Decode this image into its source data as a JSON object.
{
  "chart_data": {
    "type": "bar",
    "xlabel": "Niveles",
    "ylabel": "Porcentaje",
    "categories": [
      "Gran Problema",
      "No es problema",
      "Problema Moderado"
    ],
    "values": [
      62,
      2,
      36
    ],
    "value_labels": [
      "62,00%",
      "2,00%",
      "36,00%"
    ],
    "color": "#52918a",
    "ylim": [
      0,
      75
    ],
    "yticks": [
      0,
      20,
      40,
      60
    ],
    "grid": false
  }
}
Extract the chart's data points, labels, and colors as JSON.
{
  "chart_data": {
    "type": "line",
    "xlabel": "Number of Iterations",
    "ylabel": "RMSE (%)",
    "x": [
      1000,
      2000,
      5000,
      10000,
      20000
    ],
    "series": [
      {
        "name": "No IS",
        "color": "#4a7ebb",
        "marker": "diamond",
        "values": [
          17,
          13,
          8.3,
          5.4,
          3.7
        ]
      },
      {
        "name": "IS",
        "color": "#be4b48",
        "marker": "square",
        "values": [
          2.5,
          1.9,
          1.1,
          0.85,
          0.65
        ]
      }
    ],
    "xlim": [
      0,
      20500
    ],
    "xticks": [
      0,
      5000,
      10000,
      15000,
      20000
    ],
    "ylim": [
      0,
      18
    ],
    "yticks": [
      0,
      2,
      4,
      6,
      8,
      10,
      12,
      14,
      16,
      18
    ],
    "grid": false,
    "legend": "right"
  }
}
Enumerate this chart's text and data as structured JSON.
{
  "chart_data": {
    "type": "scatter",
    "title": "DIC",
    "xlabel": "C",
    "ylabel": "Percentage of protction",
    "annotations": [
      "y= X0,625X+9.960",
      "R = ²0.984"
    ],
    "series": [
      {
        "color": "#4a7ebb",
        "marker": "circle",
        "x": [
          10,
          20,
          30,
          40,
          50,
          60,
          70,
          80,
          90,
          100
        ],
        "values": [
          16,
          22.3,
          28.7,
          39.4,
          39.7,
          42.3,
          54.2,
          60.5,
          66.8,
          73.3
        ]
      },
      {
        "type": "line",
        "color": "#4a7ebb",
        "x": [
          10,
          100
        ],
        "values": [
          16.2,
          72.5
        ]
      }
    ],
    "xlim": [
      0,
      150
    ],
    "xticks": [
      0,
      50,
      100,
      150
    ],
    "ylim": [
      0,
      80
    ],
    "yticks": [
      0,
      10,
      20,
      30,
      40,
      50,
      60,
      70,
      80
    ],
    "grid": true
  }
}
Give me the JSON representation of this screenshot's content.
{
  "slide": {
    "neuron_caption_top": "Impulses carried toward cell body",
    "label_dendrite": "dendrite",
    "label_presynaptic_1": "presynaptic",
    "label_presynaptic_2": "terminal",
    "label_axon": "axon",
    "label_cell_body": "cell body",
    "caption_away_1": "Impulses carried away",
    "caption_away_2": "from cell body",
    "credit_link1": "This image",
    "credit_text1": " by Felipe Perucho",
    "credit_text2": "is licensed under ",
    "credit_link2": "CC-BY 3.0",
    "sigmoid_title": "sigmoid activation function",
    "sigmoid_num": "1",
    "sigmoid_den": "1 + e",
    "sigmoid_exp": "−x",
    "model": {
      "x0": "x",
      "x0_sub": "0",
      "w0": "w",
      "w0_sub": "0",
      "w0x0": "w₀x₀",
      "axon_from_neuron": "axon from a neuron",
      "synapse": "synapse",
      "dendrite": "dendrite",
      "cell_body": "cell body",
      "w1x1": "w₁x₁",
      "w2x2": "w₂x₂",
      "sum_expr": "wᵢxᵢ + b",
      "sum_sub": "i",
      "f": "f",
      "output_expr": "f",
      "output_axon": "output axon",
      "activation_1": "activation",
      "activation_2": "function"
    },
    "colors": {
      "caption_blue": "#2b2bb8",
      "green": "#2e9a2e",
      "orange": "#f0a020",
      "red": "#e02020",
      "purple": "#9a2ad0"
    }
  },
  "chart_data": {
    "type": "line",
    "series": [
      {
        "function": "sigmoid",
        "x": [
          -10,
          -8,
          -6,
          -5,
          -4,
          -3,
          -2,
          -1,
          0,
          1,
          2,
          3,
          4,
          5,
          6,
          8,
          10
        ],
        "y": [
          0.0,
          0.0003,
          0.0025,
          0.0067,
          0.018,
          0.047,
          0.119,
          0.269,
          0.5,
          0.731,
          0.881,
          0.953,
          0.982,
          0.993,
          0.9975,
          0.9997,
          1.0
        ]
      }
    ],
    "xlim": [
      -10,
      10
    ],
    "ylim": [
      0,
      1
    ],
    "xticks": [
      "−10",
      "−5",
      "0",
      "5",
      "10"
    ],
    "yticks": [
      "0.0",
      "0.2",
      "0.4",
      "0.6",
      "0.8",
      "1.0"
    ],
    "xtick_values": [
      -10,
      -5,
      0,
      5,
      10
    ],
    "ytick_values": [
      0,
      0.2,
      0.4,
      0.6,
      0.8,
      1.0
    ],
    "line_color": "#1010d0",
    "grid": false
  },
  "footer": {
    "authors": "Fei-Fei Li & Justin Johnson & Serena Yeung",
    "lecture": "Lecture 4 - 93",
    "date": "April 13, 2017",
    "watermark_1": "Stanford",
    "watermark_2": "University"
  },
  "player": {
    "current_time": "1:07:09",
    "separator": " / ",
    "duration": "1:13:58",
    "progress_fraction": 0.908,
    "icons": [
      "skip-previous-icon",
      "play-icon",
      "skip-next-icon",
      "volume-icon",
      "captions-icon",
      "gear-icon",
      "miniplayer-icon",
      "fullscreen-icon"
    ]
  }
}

• • • • • • •

Objective - Return the listing above in its exact form.

Written solution -
Decode this image into its source data as a JSON object.
{
  "chart_data": {
    "type": "bar",
    "xlabel": "Niveles",
    "ylabel": "Porcentaje",
    "categories": [
      "Gran Problema",
      "No es problema",
      "Problema Moderado"
    ],
    "values": [
      62,
      2,
      36
    ],
    "value_labels": [
      "62,00%",
      "2,00%",
      "36,00%"
    ],
    "color": "#52918a",
    "ylim": [
      0,
      75
    ],
    "yticks": [
      0,
      20,
      40,
      60
    ],
    "grid": false
  }
}
Extract the chart's data points, labels, and colors as JSON.
{
  "chart_data": {
    "type": "line",
    "xlabel": "Number of Iterations",
    "ylabel": "RMSE (%)",
    "x": [
      1000,
      2000,
      5000,
      10000,
      20000
    ],
    "series": [
      {
        "name": "No IS",
        "color": "#4a7ebb",
        "marker": "diamond",
        "values": [
          17,
          13,
          8.3,
          5.4,
          3.7
        ]
      },
      {
        "name": "IS",
        "color": "#be4b48",
        "marker": "square",
        "values": [
          2.5,
          1.9,
          1.1,
          0.85,
          0.65
        ]
      }
    ],
    "xlim": [
      0,
      20500
    ],
    "xticks": [
      0,
      5000,
      10000,
      15000,
      20000
    ],
    "ylim": [
      0,
      18
    ],
    "yticks": [
      0,
      2,
      4,
      6,
      8,
      10,
      12,
      14,
      16,
      18
    ],
    "grid": false,
    "legend": "right"
  }
}
Enumerate this chart's text and data as structured JSON.
{
  "chart_data": {
    "type": "scatter",
    "title": "DIC",
    "xlabel": "C",
    "ylabel": "Percentage of protction",
    "annotations": [
      "y= X0,625X+9.960",
      "R = ²0.984"
    ],
    "series": [
      {
        "color": "#4a7ebb",
        "marker": "circle",
        "x": [
          10,
          20,
          30,
          40,
          50,
          60,
          70,
          80,
          90,
          100
        ],
        "values": [
          16,
          22.3,
          28.7,
          39.4,
          39.7,
          42.3,
          54.2,
          60.5,
          66.8,
          73.3
        ]
      },
      {
        "type": "line",
        "color": "#4a7ebb",
        "x": [
          10,
          100
        ],
        "values": [
          16.2,
          72.5
        ]
      }
    ],
    "xlim": [
      0,
      150
    ],
    "xticks": [
      0,
      50,
      100,
      150
    ],
    "ylim": [
      0,
      80
    ],
    "yticks": [
      0,
      10,
      20,
      30,
      40,
      50,
      60,
      70,
      80
    ],
    "grid": true
  }
}
Give me the JSON representation of this screenshot's content.
{
  "slide": {
    "neuron_caption_top": "Impulses carried toward cell body",
    "label_dendrite": "dendrite",
    "label_presynaptic_1": "presynaptic",
    "label_presynaptic_2": "terminal",
    "label_axon": "axon",
    "label_cell_body": "cell body",
    "caption_away_1": "Impulses carried away",
    "caption_away_2": "from cell body",
    "credit_link1": "This image",
    "credit_text1": " by Felipe Perucho",
    "credit_text2": "is licensed under ",
    "credit_link2": "CC-BY 3.0",
    "sigmoid_title": "sigmoid activation function",
    "sigmoid_num": "1",
    "sigmoid_den": "1 + e",
    "sigmoid_exp": "−x",
    "model": {
      "x0": "x",
      "x0_sub": "0",
      "w0": "w",
      "w0_sub": "0",
      "w0x0": "w₀x₀",
      "axon_from_neuron": "axon from a neuron",
      "synapse": "synapse",
      "dendrite": "dendrite",
      "cell_body": "cell body",
      "w1x1": "w₁x₁",
      "w2x2": "w₂x₂",
      "sum_expr": "wᵢxᵢ + b",
      "sum_sub": "i",
      "f": "f",
      "output_expr": "f",
      "output_axon": "output axon",
      "activation_1": "activation",
      "activation_2": "function"
    },
    "colors": {
      "caption_blue": "#2b2bb8",
      "green": "#2e9a2e",
      "orange": "#f0a020",
      "red": "#e02020",
      "purple": "#9a2ad0"
    }
  },
  "chart_data": {
    "type": "line",
    "series": [
      {
        "function": "sigmoid",
        "x": [
          -10,
          -8,
          -6,
          -5,
          -4,
          -3,
          -2,
          -1,
          0,
          1,
          2,
          3,
          4,
          5,
          6,
          8,
          10
        ],
        "y": [
          0.0,
          0.0003,
          0.0025,
          0.0067,
          0.018,
          0.047,
          0.119,
          0.269,
          0.5,
          0.731,
          0.881,
          0.953,
          0.982,
          0.993,
          0.9975,
          0.9997,
          1.0
        ]
      }
    ],
    "xlim": [
      -10,
      10
    ],
    "ylim": [
      0,
      1
    ],
    "xticks": [
      "−10",
      "−5",
      "0",
      "5",
      "10"
    ],
    "yticks": [
      "0.0",
      "0.2",
      "0.4",
      "0.6",
      "0.8",
      "1.0"
    ],
    "xtick_values": [
      -10,
      -5,
      0,
      5,
      10
    ],
    "ytick_values": [
      0,
      0.2,
      0.4,
      0.6,
      0.8,
      1.0
    ],
    "line_color": "#1010d0",
    "grid": false
  },
  "footer": {
    "authors": "Fei-Fei Li & Justin Johnson & Serena Yeung",
    "lecture": "Lecture 4 - 93",
    "date": "April 13, 2017",
    "watermark_1": "Stanford",
    "watermark_2": "University"
  },
  "player": {
    "current_time": "1:07:09",
    "separator": " / ",
    "duration": "1:13:58",
    "progress_fraction": 0.908,
    "icons": [
      "skip-previous-icon",
      "play-icon",
      "skip-next-icon",
      "volume-icon",
      "captions-icon",
      "gear-icon",
      "miniplayer-icon",
      "fullscreen-icon"
    ]
  }
}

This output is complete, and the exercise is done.